■ Exercise goal:
Identify the lines containing the word "such". Copy each one.
========================
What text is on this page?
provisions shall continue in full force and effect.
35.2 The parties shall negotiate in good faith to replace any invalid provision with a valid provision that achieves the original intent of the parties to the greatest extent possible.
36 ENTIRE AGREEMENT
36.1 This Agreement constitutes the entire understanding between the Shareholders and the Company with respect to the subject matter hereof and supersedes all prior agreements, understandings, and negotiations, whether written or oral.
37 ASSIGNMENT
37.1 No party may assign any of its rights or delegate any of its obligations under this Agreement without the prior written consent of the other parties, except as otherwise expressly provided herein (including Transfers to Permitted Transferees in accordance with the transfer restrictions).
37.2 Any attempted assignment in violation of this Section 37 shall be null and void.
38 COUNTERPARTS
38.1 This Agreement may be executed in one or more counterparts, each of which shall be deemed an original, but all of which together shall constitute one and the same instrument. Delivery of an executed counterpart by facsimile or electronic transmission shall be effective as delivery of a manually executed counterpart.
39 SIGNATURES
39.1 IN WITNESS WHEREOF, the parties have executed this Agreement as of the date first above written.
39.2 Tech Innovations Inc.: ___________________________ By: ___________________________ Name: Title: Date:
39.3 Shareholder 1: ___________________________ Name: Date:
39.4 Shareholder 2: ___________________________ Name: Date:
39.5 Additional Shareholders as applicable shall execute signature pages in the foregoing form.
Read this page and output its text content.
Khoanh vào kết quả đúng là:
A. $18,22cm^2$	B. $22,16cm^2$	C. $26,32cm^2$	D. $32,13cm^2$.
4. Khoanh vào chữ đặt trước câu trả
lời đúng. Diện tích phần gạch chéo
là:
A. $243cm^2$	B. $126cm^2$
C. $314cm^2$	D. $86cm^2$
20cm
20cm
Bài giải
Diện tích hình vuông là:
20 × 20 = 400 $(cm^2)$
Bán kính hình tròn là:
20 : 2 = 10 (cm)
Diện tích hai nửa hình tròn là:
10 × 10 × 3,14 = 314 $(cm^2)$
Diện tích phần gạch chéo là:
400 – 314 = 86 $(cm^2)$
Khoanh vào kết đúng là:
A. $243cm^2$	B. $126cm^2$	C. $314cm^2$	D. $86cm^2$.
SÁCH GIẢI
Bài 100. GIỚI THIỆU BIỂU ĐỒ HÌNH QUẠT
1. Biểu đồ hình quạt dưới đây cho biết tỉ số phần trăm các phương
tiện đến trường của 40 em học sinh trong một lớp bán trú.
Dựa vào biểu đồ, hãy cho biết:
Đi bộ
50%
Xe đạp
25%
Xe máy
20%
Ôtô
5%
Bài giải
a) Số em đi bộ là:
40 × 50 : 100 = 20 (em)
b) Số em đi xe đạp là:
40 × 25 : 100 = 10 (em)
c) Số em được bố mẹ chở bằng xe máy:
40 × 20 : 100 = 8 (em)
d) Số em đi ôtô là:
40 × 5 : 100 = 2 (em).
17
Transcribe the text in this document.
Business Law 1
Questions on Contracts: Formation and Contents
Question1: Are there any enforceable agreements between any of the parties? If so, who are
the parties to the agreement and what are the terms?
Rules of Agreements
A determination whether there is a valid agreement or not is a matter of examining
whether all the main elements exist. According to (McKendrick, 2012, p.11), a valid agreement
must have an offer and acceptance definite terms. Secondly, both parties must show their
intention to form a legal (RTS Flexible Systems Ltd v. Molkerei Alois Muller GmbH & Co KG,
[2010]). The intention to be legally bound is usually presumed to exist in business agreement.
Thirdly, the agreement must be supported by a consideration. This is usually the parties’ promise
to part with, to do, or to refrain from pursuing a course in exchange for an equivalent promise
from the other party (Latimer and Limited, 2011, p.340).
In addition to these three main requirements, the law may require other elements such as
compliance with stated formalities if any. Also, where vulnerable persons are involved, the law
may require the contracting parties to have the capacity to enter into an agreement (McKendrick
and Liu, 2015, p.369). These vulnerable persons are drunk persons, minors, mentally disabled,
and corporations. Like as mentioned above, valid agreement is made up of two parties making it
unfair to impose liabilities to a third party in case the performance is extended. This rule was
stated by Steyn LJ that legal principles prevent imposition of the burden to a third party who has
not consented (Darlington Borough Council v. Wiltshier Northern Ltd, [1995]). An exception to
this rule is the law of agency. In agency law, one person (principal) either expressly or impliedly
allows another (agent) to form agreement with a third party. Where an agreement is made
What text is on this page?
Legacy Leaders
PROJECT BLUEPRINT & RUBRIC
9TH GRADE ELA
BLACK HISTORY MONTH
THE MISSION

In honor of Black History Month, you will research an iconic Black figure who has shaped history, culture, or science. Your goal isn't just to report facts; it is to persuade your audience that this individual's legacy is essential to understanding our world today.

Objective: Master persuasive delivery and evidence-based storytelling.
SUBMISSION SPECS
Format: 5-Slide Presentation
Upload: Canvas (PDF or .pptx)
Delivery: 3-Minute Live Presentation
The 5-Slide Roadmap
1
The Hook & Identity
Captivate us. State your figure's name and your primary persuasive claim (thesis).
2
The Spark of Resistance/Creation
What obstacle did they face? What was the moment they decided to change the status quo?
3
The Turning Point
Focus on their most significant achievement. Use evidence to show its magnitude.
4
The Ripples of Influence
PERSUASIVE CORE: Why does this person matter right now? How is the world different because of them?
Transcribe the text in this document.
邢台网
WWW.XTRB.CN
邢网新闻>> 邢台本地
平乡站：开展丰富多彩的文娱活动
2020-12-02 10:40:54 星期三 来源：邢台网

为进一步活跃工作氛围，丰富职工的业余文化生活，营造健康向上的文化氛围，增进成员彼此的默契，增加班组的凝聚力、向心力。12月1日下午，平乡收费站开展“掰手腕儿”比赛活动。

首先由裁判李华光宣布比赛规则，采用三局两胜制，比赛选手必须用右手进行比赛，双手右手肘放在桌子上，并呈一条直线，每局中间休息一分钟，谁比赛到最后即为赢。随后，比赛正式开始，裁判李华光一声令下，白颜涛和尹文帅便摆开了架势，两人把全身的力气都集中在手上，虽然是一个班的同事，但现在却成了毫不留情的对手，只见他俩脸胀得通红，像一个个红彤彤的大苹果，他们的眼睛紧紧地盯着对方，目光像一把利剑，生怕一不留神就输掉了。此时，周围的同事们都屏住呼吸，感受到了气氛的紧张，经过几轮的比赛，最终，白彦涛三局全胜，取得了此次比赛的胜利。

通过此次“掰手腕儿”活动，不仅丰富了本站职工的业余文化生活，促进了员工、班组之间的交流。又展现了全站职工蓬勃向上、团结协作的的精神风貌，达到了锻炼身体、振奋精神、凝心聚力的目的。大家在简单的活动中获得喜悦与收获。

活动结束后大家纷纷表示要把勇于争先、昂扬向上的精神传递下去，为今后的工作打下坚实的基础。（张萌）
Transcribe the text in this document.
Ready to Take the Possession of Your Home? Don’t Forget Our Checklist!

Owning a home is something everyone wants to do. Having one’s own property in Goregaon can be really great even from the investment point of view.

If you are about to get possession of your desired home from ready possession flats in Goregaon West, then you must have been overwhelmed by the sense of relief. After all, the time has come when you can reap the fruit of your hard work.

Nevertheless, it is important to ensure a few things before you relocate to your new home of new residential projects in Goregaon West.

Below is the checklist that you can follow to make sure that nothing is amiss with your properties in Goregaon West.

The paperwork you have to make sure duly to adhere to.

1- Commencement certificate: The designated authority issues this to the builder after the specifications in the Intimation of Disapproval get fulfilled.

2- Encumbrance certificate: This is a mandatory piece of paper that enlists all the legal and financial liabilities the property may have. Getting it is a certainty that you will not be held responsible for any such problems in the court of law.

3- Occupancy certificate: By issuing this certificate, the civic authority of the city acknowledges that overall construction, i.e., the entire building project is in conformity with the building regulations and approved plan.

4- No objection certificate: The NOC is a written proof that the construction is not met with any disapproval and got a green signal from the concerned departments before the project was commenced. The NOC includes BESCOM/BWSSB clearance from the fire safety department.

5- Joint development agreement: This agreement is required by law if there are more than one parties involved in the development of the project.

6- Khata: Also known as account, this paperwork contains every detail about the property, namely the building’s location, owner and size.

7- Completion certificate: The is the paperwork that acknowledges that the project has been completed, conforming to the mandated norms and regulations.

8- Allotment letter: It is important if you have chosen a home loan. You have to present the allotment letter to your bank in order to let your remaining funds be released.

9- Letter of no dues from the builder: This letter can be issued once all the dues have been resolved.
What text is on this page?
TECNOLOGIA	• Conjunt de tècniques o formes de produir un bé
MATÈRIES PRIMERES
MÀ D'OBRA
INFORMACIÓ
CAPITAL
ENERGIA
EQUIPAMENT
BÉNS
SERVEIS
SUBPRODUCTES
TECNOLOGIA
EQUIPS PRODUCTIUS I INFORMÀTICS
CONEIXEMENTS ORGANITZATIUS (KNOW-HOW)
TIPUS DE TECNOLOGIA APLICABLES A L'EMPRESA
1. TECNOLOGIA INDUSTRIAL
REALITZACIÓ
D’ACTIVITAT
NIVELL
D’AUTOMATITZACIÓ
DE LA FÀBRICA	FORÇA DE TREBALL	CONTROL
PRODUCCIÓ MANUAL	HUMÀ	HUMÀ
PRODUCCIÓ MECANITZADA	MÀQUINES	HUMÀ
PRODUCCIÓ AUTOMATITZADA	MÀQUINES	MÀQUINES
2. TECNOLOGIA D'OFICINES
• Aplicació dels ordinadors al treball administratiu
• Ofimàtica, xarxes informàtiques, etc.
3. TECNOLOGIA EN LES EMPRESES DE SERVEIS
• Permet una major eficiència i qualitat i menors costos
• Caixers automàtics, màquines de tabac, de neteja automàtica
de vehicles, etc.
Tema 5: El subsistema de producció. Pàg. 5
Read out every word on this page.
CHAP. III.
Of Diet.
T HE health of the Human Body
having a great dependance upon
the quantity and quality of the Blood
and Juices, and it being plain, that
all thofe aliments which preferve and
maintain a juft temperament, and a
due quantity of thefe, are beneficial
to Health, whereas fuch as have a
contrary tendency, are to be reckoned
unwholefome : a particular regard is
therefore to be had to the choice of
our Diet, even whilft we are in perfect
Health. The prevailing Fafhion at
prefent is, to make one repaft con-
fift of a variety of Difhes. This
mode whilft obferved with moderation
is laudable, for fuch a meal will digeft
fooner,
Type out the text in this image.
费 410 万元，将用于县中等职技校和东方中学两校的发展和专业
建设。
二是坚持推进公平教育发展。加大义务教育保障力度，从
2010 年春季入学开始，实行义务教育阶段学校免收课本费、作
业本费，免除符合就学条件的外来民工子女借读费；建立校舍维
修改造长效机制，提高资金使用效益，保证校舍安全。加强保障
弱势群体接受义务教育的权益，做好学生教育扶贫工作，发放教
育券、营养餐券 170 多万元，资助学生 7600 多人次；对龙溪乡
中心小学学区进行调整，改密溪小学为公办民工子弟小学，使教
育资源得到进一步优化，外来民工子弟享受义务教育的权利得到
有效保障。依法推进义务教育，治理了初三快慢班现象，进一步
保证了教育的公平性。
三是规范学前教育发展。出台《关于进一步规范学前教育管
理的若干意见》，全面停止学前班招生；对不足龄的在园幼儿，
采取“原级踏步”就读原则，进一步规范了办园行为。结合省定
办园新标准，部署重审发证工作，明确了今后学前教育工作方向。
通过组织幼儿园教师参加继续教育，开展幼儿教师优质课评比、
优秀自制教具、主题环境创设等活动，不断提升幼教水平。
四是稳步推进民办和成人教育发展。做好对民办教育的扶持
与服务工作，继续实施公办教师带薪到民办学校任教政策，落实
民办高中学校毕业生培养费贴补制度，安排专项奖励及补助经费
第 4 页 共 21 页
========================
■ Full response:
In addition to these three main requirements, the law may require other elements such as
2- Encumbrance certificate: This is a mandatory piece of paper that enlists all the legal and financial liabilities the property may have. Getting it is a certainty that you will not be held responsible for any such problems in the court of law.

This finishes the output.